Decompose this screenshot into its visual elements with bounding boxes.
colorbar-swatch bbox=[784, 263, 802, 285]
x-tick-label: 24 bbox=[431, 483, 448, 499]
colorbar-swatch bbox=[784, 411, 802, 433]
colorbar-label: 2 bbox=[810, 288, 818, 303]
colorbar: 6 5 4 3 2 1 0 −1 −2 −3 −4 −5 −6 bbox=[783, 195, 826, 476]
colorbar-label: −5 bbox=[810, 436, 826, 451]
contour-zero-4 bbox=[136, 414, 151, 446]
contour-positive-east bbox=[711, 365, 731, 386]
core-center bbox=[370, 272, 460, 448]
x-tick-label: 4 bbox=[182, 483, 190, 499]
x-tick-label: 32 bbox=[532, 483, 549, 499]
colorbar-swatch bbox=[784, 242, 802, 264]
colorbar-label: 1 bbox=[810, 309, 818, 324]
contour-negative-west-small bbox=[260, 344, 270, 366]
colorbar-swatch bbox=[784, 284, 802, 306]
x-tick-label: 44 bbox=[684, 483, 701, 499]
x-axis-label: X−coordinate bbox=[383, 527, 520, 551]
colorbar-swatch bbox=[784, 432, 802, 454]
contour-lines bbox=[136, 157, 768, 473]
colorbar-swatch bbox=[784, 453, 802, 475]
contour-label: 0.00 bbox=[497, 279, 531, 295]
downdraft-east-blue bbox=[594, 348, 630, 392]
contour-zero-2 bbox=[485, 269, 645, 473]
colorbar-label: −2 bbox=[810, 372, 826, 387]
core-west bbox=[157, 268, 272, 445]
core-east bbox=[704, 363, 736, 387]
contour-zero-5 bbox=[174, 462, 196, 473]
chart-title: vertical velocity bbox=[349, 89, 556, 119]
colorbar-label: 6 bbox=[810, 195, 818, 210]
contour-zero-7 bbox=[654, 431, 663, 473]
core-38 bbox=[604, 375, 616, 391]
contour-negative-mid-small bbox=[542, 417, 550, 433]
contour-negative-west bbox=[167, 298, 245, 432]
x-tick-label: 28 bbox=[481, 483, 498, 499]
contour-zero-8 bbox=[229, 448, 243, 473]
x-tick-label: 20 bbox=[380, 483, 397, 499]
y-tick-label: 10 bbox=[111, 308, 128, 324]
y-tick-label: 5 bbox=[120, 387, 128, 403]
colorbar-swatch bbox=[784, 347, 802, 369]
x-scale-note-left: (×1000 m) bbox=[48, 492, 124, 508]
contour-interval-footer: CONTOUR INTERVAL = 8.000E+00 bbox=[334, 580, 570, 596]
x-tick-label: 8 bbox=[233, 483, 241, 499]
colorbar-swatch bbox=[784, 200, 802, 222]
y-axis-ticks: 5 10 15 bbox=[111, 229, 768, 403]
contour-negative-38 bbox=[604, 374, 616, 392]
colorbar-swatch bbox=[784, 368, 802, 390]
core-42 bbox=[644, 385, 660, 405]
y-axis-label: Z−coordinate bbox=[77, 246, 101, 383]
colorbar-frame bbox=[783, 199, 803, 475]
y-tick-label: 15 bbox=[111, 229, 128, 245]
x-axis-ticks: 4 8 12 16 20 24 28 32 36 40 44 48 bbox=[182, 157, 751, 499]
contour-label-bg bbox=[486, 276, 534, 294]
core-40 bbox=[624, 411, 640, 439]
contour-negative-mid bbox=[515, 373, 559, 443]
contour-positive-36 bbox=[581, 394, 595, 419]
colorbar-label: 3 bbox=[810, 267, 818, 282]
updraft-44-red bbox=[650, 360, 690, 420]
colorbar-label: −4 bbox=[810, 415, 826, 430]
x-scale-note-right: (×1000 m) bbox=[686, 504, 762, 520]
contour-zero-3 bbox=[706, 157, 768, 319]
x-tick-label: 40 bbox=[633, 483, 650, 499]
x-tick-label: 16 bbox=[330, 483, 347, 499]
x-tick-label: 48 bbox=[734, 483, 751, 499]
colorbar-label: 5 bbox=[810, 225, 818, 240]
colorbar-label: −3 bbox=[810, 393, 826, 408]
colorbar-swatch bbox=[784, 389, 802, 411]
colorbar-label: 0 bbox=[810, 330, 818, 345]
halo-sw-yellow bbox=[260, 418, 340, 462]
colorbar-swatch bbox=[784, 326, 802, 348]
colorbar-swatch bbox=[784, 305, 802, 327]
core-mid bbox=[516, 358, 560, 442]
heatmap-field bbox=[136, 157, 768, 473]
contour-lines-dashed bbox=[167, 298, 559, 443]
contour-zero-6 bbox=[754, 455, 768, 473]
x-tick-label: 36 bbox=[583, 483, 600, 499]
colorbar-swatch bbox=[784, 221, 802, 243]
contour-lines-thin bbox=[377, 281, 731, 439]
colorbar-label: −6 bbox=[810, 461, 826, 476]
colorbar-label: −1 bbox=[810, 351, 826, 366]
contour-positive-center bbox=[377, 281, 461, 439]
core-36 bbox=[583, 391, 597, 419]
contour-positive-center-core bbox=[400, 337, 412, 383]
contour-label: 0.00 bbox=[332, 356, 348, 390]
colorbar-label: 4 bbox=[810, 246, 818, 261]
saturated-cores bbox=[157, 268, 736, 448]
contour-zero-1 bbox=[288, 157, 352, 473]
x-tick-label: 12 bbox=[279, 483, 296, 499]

Task requirements >>
Set out every line of the items above as a Markdown table with two columns, "Row" for its number and "Line" for its text, and leave out any blank lines.

Answer to this exercise >>
| Row | Line |
|---|---|
| 1 | Decompose this screenshot into its visual elements with bounding boxes. |
| 2 | colorbar-swatch bbox=[784, 263, 802, 285] |
| 3 | x-tick-label: 24 bbox=[431, 483, 448, 499] |
| 4 | colorbar-swatch bbox=[784, 411, 802, 433] |
| 5 | colorbar-label: 2 bbox=[810, 288, 818, 303] |
| 6 | colorbar: 6 5 4 3 2 1 0 −1 −2 −3 −4 −5 −6 bbox=[783, 195, 826, 476] |
| 7 | colorbar-label: −5 bbox=[810, 436, 826, 451] |
| 8 | contour-zero-4 bbox=[136, 414, 151, 446] |
| 9 | contour-positive-east bbox=[711, 365, 731, 386] |
| 10 | core-center bbox=[370, 272, 460, 448] |
| 11 | x-tick-label: 4 bbox=[182, 483, 190, 499] |
| 12 | x-tick-label: 32 bbox=[532, 483, 549, 499] |
| 13 | colorbar-swatch bbox=[784, 242, 802, 264] |
| 14 | colorbar-label: 1 bbox=[810, 309, 818, 324] |
| 15 | contour-negative-west-small bbox=[260, 344, 270, 366] |
| 16 | colorbar-swatch bbox=[784, 284, 802, 306] |
| 17 | x-tick-label: 44 bbox=[684, 483, 701, 499] |
| 18 | x-axis-label: X−coordinate bbox=[383, 527, 520, 551] |
| 19 | colorbar-swatch bbox=[784, 432, 802, 454] |
| 20 | contour-lines bbox=[136, 157, 768, 473] |
| 21 | colorbar-swatch bbox=[784, 453, 802, 475] |
| 22 | contour-label: 0.00 bbox=[497, 279, 531, 295] |
| 23 | downdraft-east-blue bbox=[594, 348, 630, 392] |
| 24 | contour-zero-2 bbox=[485, 269, 645, 473] |
| 25 | colorbar-label: −2 bbox=[810, 372, 826, 387] |
| 26 | core-west bbox=[157, 268, 272, 445] |
| 27 | core-east bbox=[704, 363, 736, 387] |
| 28 | contour-zero-5 bbox=[174, 462, 196, 473] |
| 29 | chart-title: vertical velocity bbox=[349, 89, 556, 119] |
| 30 | colorbar-label: 6 bbox=[810, 195, 818, 210] |
| 31 | contour-zero-7 bbox=[654, 431, 663, 473] |
| 32 | core-38 bbox=[604, 375, 616, 391] |
| 33 | contour-negative-mid-small bbox=[542, 417, 550, 433] |
| 34 | contour-negative-west bbox=[167, 298, 245, 432] |
| 35 | x-tick-label: 28 bbox=[481, 483, 498, 499] |
| 36 | contour-zero-8 bbox=[229, 448, 243, 473] |
| 37 | x-tick-label: 20 bbox=[380, 483, 397, 499] |
| 38 | y-tick-label: 10 bbox=[111, 308, 128, 324] |
| 39 | y-tick-label: 5 bbox=[120, 387, 128, 403] |
| 40 | colorbar-swatch bbox=[784, 347, 802, 369] |
| 41 | x-scale-note-left: (×1000 m) bbox=[48, 492, 124, 508] |
| 42 | contour-interval-footer: CONTOUR INTERVAL = 8.000E+00 bbox=[334, 580, 570, 596] |
| 43 | x-tick-label: 8 bbox=[233, 483, 241, 499] |
| 44 | colorbar-swatch bbox=[784, 200, 802, 222] |
| 45 | y-axis-ticks: 5 10 15 bbox=[111, 229, 768, 403] |
| 46 | contour-negative-38 bbox=[604, 374, 616, 392] |
| 47 | colorbar-swatch bbox=[784, 368, 802, 390] |
| 48 | core-42 bbox=[644, 385, 660, 405] |
| 49 | y-axis-label: Z−coordinate bbox=[77, 246, 101, 383] |
| 50 | colorbar-frame bbox=[783, 199, 803, 475] |
| 51 | y-tick-label: 15 bbox=[111, 229, 128, 245] |
| 52 | x-axis-ticks: 4 8 12 16 20 24 28 32 36 40 44 48 bbox=[182, 157, 751, 499] |
| 53 | contour-label-bg bbox=[486, 276, 534, 294] |
| 54 | core-40 bbox=[624, 411, 640, 439] |
| 55 | contour-negative-mid bbox=[515, 373, 559, 443] |
| 56 | contour-positive-36 bbox=[581, 394, 595, 419] |
| 57 | colorbar-label: 3 bbox=[810, 267, 818, 282] |
| 58 | updraft-44-red bbox=[650, 360, 690, 420] |
| 59 | colorbar-label: −4 bbox=[810, 415, 826, 430] |
| 60 | x-scale-note-right: (×1000 m) bbox=[686, 504, 762, 520] |
| 61 | contour-zero-3 bbox=[706, 157, 768, 319] |
| 62 | x-tick-label: 40 bbox=[633, 483, 650, 499] |
| 63 | x-tick-label: 16 bbox=[330, 483, 347, 499] |
| 64 | x-tick-label: 48 bbox=[734, 483, 751, 499] |
| 65 | colorbar-label: 5 bbox=[810, 225, 818, 240] |
| 66 | colorbar-label: −3 bbox=[810, 393, 826, 408] |
| 67 | colorbar-swatch bbox=[784, 389, 802, 411] |
| 68 | colorbar-label: 0 bbox=[810, 330, 818, 345] |
| 69 | halo-sw-yellow bbox=[260, 418, 340, 462] |
| 70 | colorbar-swatch bbox=[784, 326, 802, 348] |
| 71 | colorbar-swatch bbox=[784, 305, 802, 327] |
| 72 | core-mid bbox=[516, 358, 560, 442] |
| 73 | heatmap-field bbox=[136, 157, 768, 473] |
| 74 | contour-lines-dashed bbox=[167, 298, 559, 443] |
| 75 | contour-zero-6 bbox=[754, 455, 768, 473] |
| 76 | x-tick-label: 36 bbox=[583, 483, 600, 499] |
| 77 | colorbar-swatch bbox=[784, 221, 802, 243] |
| 78 | contour-lines-thin bbox=[377, 281, 731, 439] |
| 79 | colorbar-label: −6 bbox=[810, 461, 826, 476] |
| 80 | colorbar-label: −1 bbox=[810, 351, 826, 366] |
| 81 | contour-positive-center bbox=[377, 281, 461, 439] |
| 82 | core-36 bbox=[583, 391, 597, 419] |
| 83 | contour-positive-center-core bbox=[400, 337, 412, 383] |
| 84 | contour-label: 0.00 bbox=[332, 356, 348, 390] |
| 85 | colorbar-label: 4 bbox=[810, 246, 818, 261] |
| 86 | saturated-cores bbox=[157, 268, 736, 448] |
| 87 | contour-zero-1 bbox=[288, 157, 352, 473] |
| 88 | x-tick-label: 12 bbox=[279, 483, 296, 499] |